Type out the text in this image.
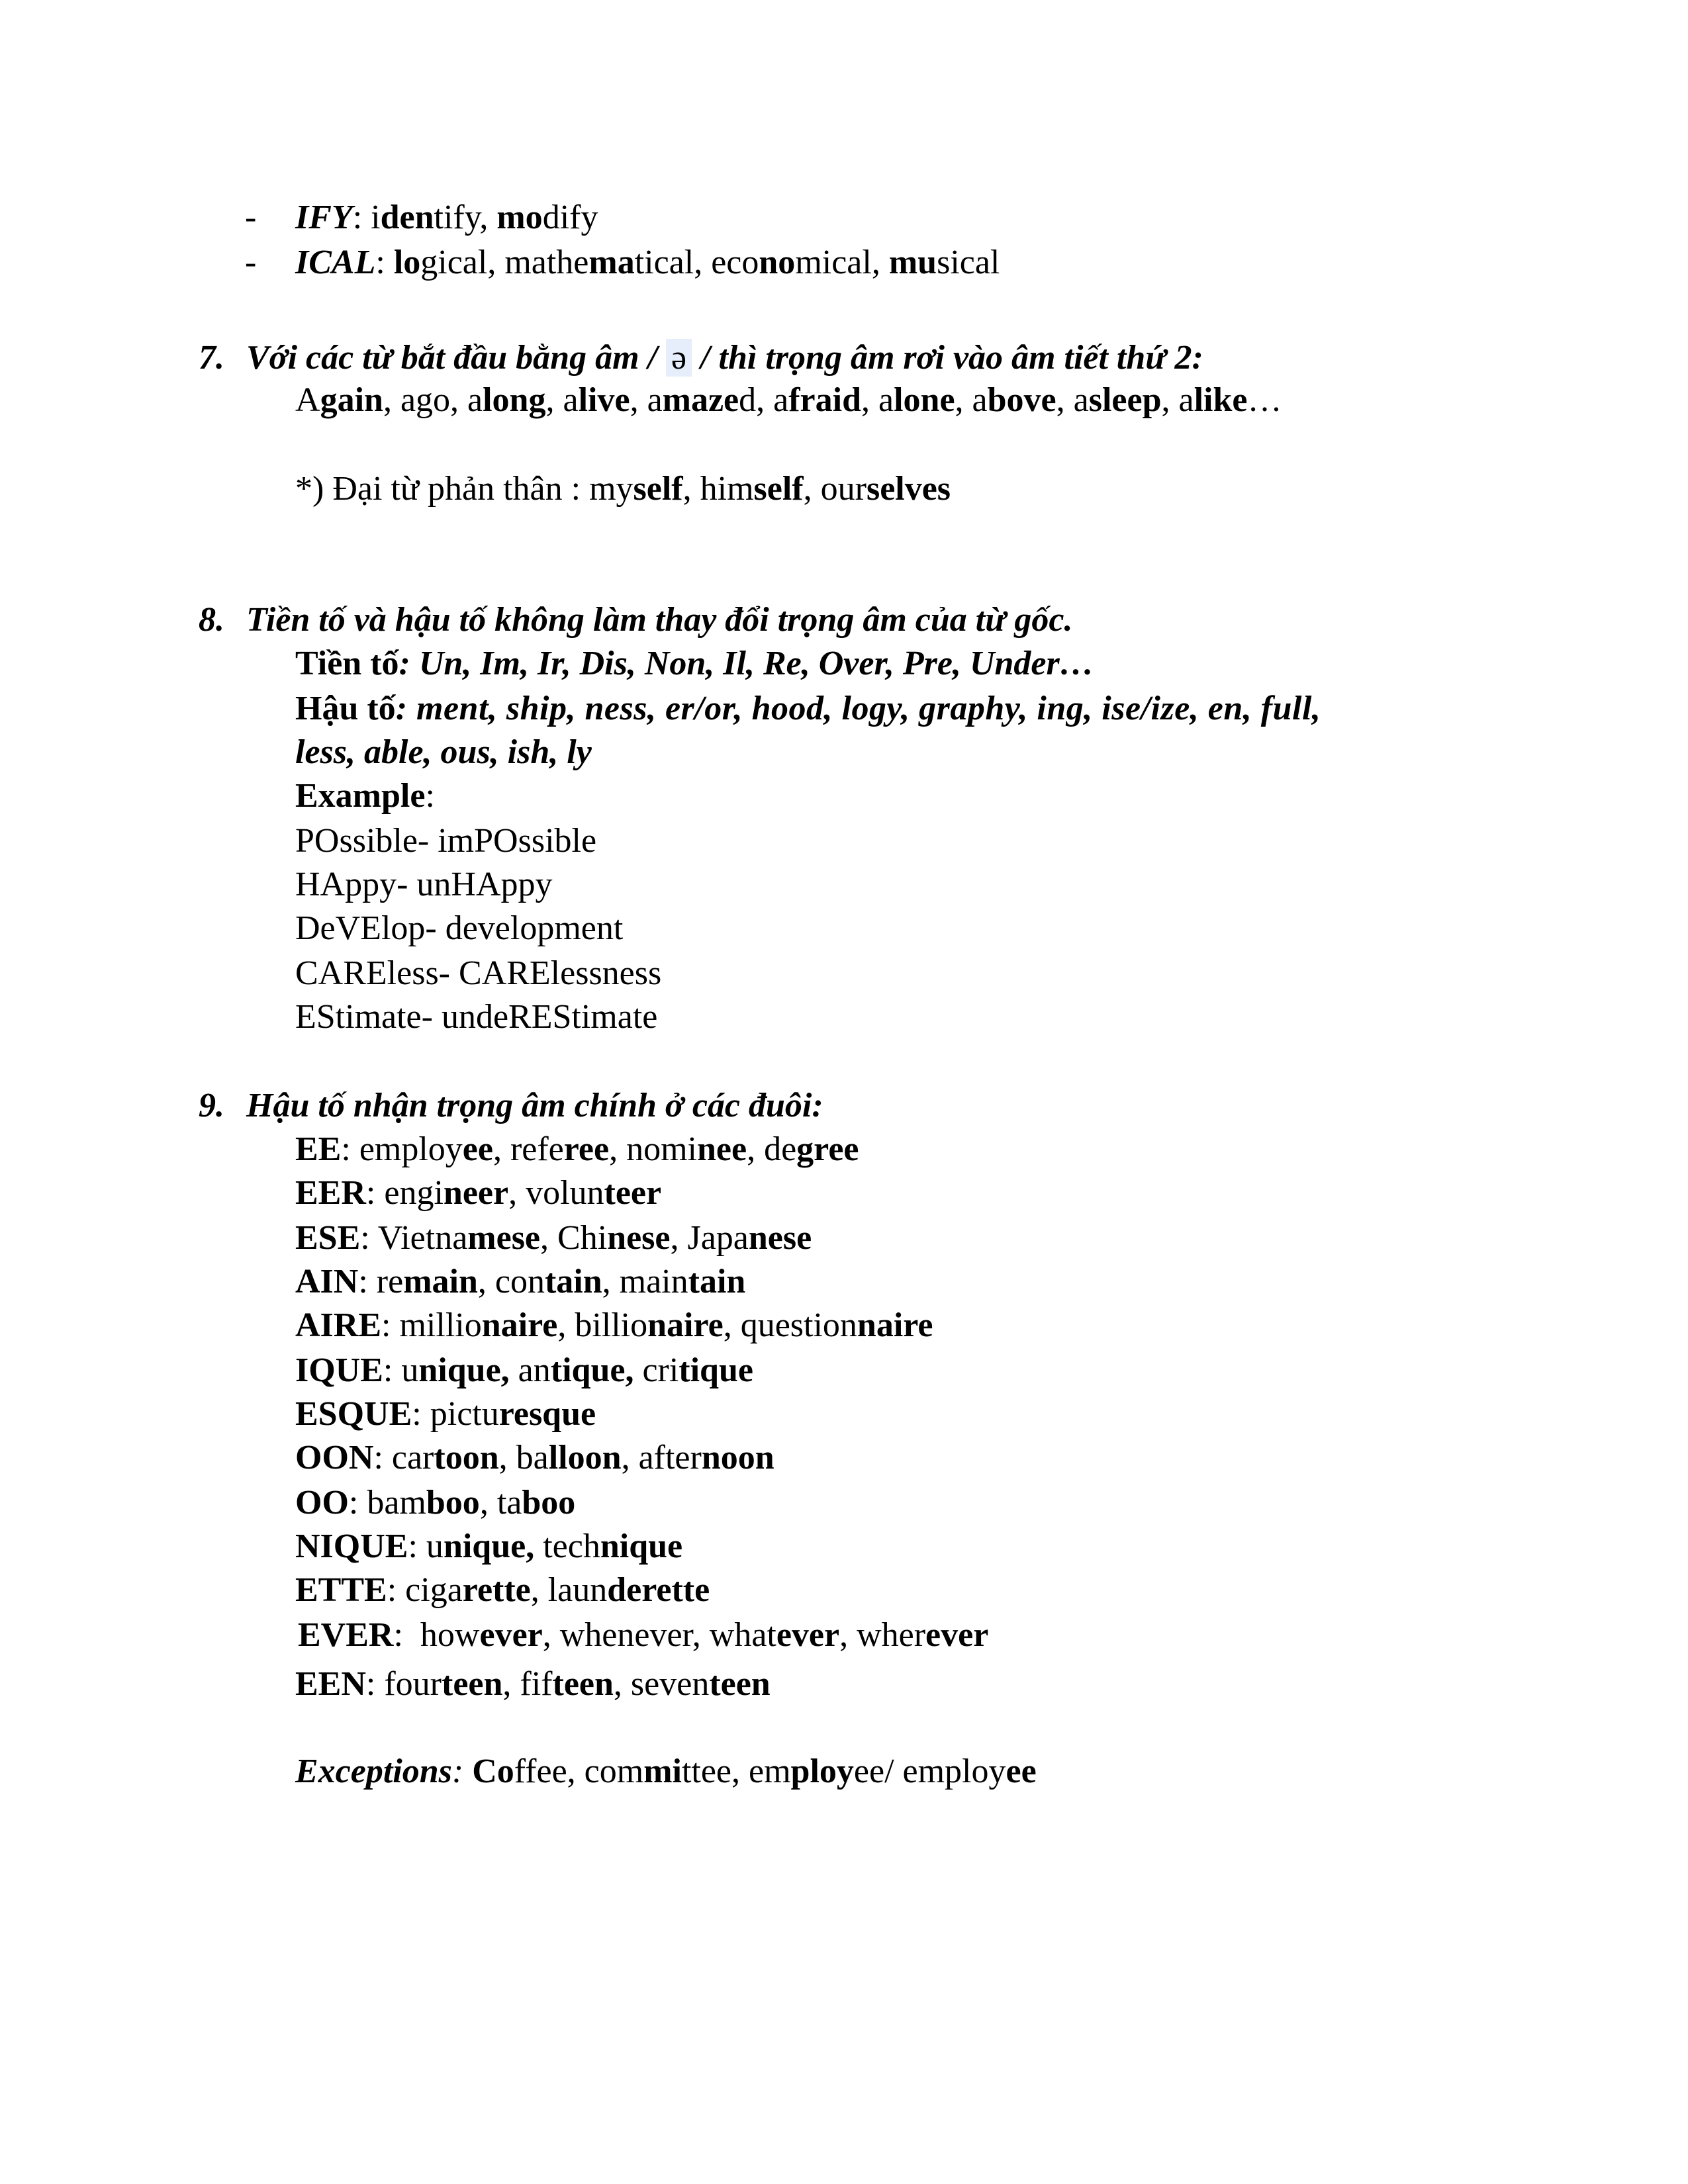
- IFY: identify, modify
- ICAL: logical, mathematical, economical, musical
7. Với các từ bắt đầu bằng âm / ə / thì trọng âm rơi vào âm tiết thứ 2:
Again, ago, along, alive, amazed, afraid, alone, above, asleep, alike…
*) Đại từ phản thân : myself, himself, ourselves
8. Tiền tố và hậu tố không làm thay đổi trọng âm của từ gốc.
Tiền tố: Un, Im, Ir, Dis, Non, Il, Re, Over, Pre, Under…
Hậu tố: ment, ship, ness, er/or, hood, logy, graphy, ing, ise/ize, en, full,
less, able, ous, ish, ly
Example:
POssible- imPOssible
HAppy- unHAppy
DeVElop- development
CAREless- CARElessness
EStimate- undeREStimate
9. Hậu tố nhận trọng âm chính ở các đuôi:
EE: employee, referee, nominee, degree
EER: engineer, volunteer
ESE: Vietnamese, Chinese, Japanese
AIN: remain, contain, maintain
AIRE: millionaire, billionaire, questionnaire
IQUE: unique, antique, critique
ESQUE: picturesque
OON: cartoon, balloon, afternoon
OO: bamboo, taboo
NIQUE: unique, technique
ETTE: cigarette, launderette
EVER:  however, whenever, whatever, wherever
EEN: fourteen, fifteen, seventeen
Exceptions: Coffee, committee, employee/ employee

* * * * * * * * *

» **TASK**
Restate each entry word for word, leaving out any pictures.

» **ANSWER TO THIS EXERCISE**
Type out the text in this image.
- IFY: identify, modify
- ICAL: logical, mathematical, economical, musical
7. Với các từ bắt đầu bằng âm / ə / thì trọng âm rơi vào âm tiết thứ 2:
Again, ago, along, alive, amazed, afraid, alone, above, asleep, alike…
*) Đại từ phản thân : myself, himself, ourselves
8. Tiền tố và hậu tố không làm thay đổi trọng âm của từ gốc.
Tiền tố: Un, Im, Ir, Dis, Non, Il, Re, Over, Pre, Under…
Hậu tố: ment, ship, ness, er/or, hood, logy, graphy, ing, ise/ize, en, full,
less, able, ous, ish, ly
Example:
POssible- imPOssible
HAppy- unHAppy
DeVElop- development
CAREless- CARElessness
EStimate- undeREStimate
9. Hậu tố nhận trọng âm chính ở các đuôi:
EE: employee, referee, nominee, degree
EER: engineer, volunteer
ESE: Vietnamese, Chinese, Japanese
AIN: remain, contain, maintain
AIRE: millionaire, billionaire, questionnaire
IQUE: unique, antique, critique
ESQUE: picturesque
OON: cartoon, balloon, afternoon
OO: bamboo, taboo
NIQUE: unique, technique
ETTE: cigarette, launderette
EVER:  however, whenever, whatever, wherever
EEN: fourteen, fifteen, seventeen
Exceptions: Coffee, committee, employee/ employee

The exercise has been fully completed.